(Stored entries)

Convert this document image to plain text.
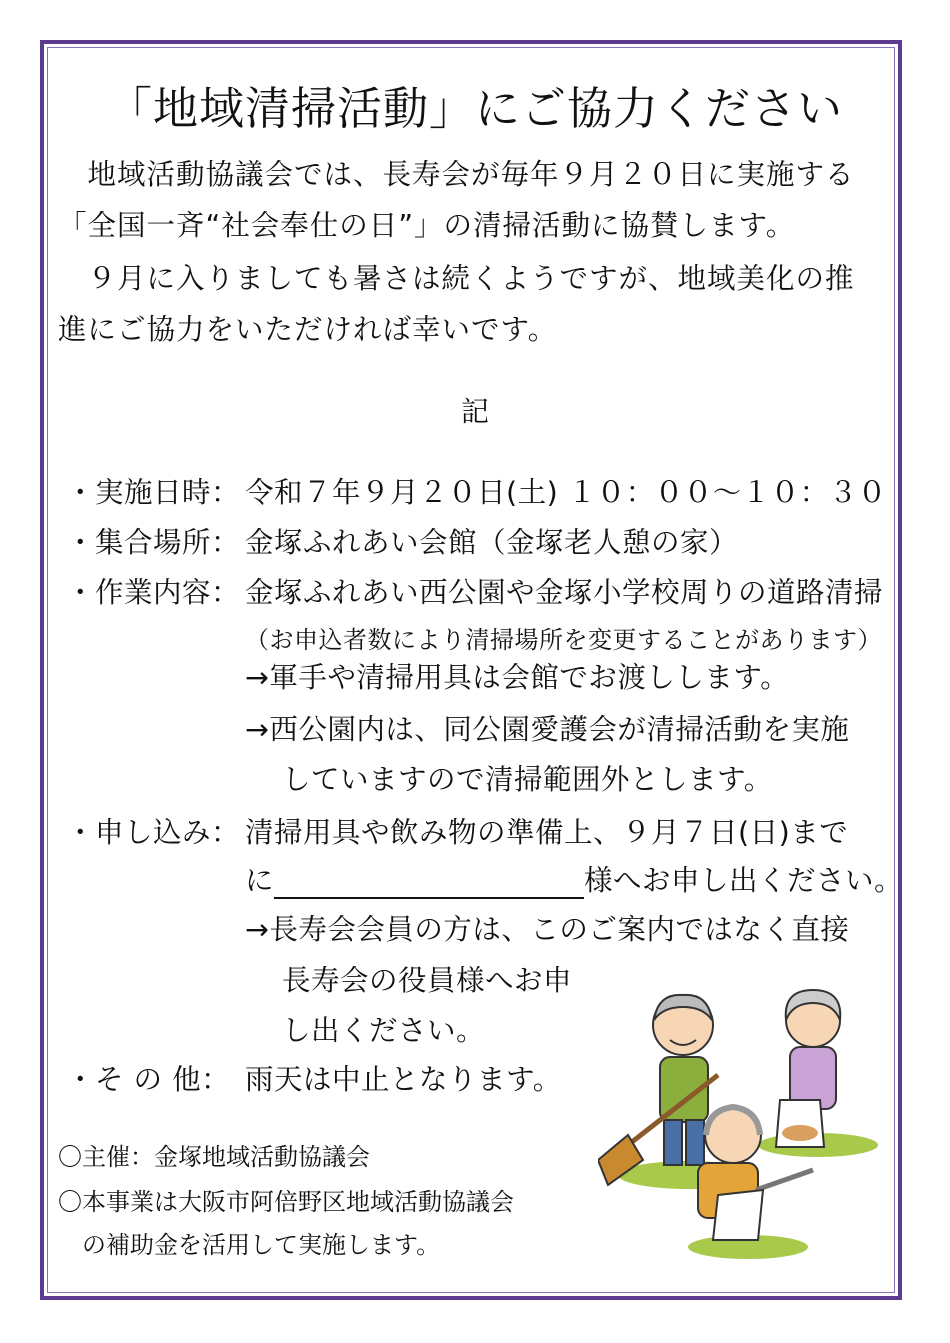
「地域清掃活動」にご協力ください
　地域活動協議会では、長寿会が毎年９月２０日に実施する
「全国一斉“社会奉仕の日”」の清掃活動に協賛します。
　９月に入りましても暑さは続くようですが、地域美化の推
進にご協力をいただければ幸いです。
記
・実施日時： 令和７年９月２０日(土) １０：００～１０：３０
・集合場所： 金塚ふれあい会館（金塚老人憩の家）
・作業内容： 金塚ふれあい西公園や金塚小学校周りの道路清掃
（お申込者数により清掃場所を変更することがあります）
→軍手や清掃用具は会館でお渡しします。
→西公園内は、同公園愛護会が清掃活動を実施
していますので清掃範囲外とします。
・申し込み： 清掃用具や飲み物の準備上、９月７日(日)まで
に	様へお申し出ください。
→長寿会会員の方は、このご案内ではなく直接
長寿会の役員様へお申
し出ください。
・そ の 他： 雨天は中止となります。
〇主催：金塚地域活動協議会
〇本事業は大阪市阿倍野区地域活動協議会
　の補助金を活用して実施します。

==

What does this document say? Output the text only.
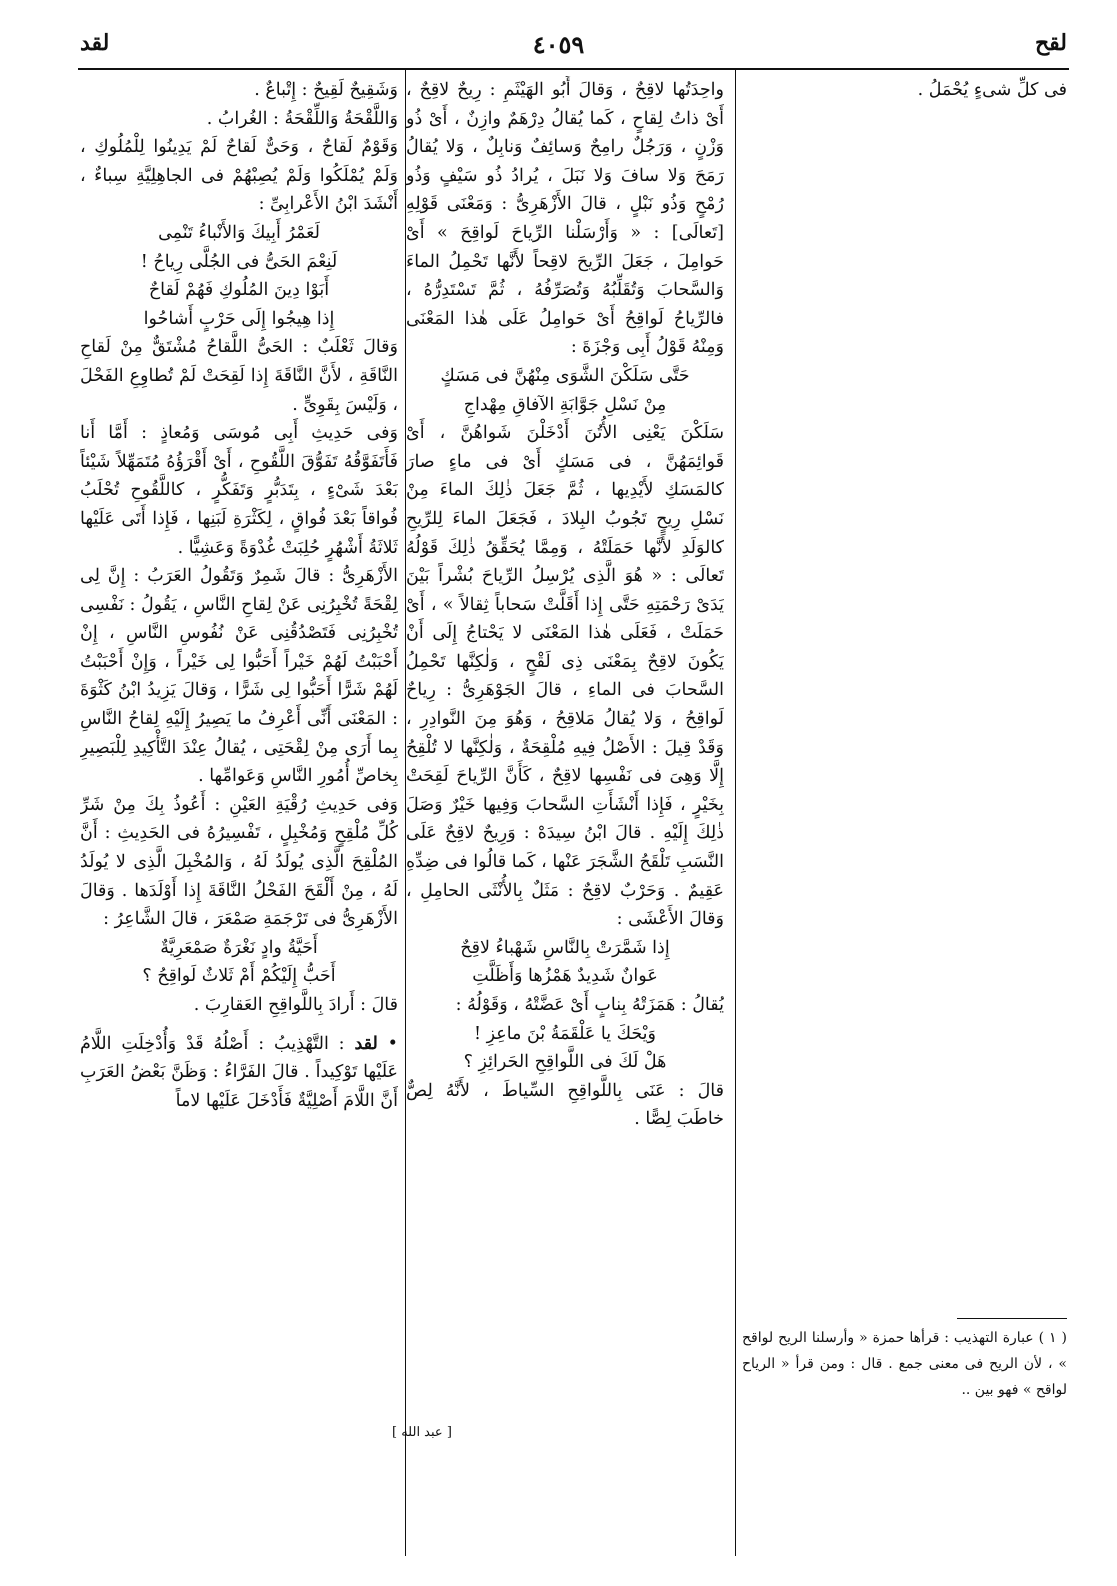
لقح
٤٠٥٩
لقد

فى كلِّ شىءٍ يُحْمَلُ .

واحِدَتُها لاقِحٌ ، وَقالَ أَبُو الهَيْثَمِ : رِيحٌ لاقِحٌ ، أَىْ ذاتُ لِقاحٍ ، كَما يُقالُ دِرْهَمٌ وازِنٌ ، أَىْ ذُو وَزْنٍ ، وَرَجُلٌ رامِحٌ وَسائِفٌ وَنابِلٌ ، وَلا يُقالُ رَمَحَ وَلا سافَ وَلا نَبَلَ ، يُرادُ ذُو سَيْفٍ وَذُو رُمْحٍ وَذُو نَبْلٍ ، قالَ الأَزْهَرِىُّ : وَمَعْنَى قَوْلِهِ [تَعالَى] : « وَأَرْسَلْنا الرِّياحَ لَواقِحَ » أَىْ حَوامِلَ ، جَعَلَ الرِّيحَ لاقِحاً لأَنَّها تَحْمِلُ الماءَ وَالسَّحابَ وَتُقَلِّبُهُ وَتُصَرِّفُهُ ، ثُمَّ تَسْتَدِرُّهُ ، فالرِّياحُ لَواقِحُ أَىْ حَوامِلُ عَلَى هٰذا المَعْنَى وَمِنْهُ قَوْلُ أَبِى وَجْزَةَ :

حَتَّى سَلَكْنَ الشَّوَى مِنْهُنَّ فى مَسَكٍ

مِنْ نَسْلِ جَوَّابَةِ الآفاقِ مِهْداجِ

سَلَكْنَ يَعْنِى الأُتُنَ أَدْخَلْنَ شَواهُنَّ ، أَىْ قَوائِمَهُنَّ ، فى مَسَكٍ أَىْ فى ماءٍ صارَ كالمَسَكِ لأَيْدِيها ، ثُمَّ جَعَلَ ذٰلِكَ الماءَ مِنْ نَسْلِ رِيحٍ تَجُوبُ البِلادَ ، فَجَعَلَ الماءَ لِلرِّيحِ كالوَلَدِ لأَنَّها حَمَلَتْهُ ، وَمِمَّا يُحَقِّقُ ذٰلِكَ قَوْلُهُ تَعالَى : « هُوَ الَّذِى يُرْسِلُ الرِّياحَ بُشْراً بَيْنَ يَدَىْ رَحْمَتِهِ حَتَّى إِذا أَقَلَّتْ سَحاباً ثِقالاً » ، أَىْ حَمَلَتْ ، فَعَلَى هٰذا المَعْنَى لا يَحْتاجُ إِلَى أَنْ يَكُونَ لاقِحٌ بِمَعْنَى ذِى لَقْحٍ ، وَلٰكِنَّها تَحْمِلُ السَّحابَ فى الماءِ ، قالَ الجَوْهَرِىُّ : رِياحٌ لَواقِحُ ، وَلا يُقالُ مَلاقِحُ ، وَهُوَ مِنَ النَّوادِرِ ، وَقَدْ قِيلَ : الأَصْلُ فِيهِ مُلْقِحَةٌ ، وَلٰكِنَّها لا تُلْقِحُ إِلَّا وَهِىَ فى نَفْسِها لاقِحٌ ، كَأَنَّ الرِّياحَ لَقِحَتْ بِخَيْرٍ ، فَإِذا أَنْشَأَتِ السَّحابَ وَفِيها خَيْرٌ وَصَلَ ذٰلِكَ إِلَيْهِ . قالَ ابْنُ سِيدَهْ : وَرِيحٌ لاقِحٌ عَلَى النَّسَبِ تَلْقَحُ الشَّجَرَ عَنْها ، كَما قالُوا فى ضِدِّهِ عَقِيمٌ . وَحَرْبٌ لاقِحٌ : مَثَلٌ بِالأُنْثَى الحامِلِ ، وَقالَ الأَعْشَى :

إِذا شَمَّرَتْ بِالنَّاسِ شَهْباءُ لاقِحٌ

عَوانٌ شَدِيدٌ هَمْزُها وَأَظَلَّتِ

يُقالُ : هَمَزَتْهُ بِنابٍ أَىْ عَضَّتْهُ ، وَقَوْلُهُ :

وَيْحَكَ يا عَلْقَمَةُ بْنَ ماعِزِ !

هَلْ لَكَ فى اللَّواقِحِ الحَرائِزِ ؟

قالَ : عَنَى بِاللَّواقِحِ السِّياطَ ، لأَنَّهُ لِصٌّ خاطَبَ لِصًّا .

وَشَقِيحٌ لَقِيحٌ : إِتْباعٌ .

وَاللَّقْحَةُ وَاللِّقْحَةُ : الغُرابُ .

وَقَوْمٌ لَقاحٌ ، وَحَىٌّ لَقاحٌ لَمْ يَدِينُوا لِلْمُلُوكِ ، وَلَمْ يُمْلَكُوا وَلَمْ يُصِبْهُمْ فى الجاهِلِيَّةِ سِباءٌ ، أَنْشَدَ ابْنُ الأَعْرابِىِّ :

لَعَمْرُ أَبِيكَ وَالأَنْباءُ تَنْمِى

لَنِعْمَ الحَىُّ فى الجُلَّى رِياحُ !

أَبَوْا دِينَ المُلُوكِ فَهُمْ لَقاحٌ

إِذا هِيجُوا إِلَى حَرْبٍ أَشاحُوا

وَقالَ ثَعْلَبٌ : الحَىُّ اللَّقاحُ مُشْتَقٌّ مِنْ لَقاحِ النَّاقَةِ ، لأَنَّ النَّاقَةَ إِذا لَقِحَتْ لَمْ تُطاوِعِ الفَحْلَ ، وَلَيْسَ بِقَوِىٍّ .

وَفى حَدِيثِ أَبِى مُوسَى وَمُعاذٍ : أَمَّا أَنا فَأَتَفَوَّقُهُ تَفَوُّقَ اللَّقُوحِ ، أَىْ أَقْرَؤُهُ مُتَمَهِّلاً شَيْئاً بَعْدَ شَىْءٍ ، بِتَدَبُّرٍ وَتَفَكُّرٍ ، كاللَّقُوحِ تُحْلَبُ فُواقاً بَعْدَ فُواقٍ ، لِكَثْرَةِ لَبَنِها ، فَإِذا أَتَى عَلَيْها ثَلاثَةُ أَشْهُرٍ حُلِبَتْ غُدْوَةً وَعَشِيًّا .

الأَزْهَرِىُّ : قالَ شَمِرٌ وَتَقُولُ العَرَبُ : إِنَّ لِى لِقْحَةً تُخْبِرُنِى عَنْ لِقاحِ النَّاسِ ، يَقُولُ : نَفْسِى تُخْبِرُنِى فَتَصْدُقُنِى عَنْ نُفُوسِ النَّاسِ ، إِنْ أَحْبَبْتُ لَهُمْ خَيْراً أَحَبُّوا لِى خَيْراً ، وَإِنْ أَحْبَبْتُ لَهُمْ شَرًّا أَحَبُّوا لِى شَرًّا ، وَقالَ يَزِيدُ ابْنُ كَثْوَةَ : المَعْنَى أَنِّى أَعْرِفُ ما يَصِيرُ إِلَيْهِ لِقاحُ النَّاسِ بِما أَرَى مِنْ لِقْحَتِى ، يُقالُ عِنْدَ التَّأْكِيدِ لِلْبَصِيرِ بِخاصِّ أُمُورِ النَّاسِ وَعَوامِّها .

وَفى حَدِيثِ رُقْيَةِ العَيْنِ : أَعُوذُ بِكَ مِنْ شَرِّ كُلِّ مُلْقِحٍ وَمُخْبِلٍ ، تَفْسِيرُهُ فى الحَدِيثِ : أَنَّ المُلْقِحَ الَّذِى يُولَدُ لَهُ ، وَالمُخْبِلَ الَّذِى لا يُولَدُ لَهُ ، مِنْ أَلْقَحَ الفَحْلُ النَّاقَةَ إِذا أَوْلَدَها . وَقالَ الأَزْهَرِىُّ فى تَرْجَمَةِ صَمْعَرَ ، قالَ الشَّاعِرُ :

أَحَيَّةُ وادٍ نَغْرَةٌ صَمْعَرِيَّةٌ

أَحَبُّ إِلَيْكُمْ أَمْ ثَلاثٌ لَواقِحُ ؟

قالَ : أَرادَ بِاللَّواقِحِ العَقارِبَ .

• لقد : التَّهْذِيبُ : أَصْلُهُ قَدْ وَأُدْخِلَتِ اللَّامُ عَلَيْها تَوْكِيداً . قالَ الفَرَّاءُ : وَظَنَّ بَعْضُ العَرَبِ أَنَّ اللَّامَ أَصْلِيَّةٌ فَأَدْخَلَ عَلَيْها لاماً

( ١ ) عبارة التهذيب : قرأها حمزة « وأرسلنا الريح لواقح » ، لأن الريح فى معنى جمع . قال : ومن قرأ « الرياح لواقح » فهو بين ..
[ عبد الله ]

Instruction:
Look through the data above. Find each line with the string "الماء" and copy it.

The output:
واحِدَتُها لاقِحٌ ، وَقالَ أَبُو الهَيْثَمِ : رِيحٌ لاقِحٌ ، أَىْ ذاتُ لِقاحٍ ، كَما يُقالُ دِرْهَمٌ وازِنٌ ، أَىْ ذُو وَزْنٍ ، وَرَجُلٌ رامِحٌ وَسائِفٌ وَنابِلٌ ، وَلا يُقالُ رَمَحَ وَلا سافَ وَلا نَبَلَ ، يُرادُ ذُو سَيْفٍ وَذُو رُمْحٍ وَذُو نَبْلٍ ، قالَ الأَزْهَرِىُّ : وَمَعْنَى قَوْلِهِ [تَعالَى] : « وَأَرْسَلْنا الرِّياحَ لَواقِحَ » أَىْ حَوامِلَ ، جَعَلَ الرِّيحَ لاقِحاً لأَنَّها تَحْمِلُ الماءَ وَالسَّحابَ وَتُقَلِّبُهُ وَتُصَرِّفُهُ ، ثُمَّ تَسْتَدِرُّهُ ، فالرِّياحُ لَواقِحُ أَىْ حَوامِلُ عَلَى هٰذا المَعْنَى وَمِنْهُ قَوْلُ أَبِى وَجْزَةَ :
سَلَكْنَ يَعْنِى الأُتُنَ أَدْخَلْنَ شَواهُنَّ ، أَىْ قَوائِمَهُنَّ ، فى مَسَكٍ أَىْ فى ماءٍ صارَ كالمَسَكِ لأَيْدِيها ، ثُمَّ جَعَلَ ذٰلِكَ الماءَ مِنْ نَسْلِ رِيحٍ تَجُوبُ البِلادَ ، فَجَعَلَ الماءَ لِلرِّيحِ كالوَلَدِ لأَنَّها حَمَلَتْهُ ، وَمِمَّا يُحَقِّقُ ذٰلِكَ قَوْلُهُ تَعالَى : « هُوَ الَّذِى يُرْسِلُ الرِّياحَ بُشْراً بَيْنَ يَدَىْ رَحْمَتِهِ حَتَّى إِذا أَقَلَّتْ سَحاباً ثِقالاً » ، أَىْ حَمَلَتْ ، فَعَلَى هٰذا المَعْنَى لا يَحْتاجُ إِلَى أَنْ يَكُونَ لاقِحٌ بِمَعْنَى ذِى لَقْحٍ ، وَلٰكِنَّها تَحْمِلُ السَّحابَ فى الماءِ ، قالَ الجَوْهَرِىُّ : رِياحٌ لَواقِحُ ، وَلا يُقالُ مَلاقِحُ ، وَهُوَ مِنَ النَّوادِرِ ، وَقَدْ قِيلَ : الأَصْلُ فِيهِ مُلْقِحَةٌ ، وَلٰكِنَّها لا تُلْقِحُ إِلَّا وَهِىَ فى نَفْسِها لاقِحٌ ، كَأَنَّ الرِّياحَ لَقِحَتْ بِخَيْرٍ ، فَإِذا أَنْشَأَتِ السَّحابَ وَفِيها خَيْرٌ وَصَلَ ذٰلِكَ إِلَيْهِ . قالَ ابْنُ سِيدَهْ : وَرِيحٌ لاقِحٌ عَلَى النَّسَبِ تَلْقَحُ الشَّجَرَ عَنْها ، كَما قالُوا فى ضِدِّهِ عَقِيمٌ . وَحَرْبٌ لاقِحٌ : مَثَلٌ بِالأُنْثَى الحامِلِ ، وَقالَ الأَعْشَى :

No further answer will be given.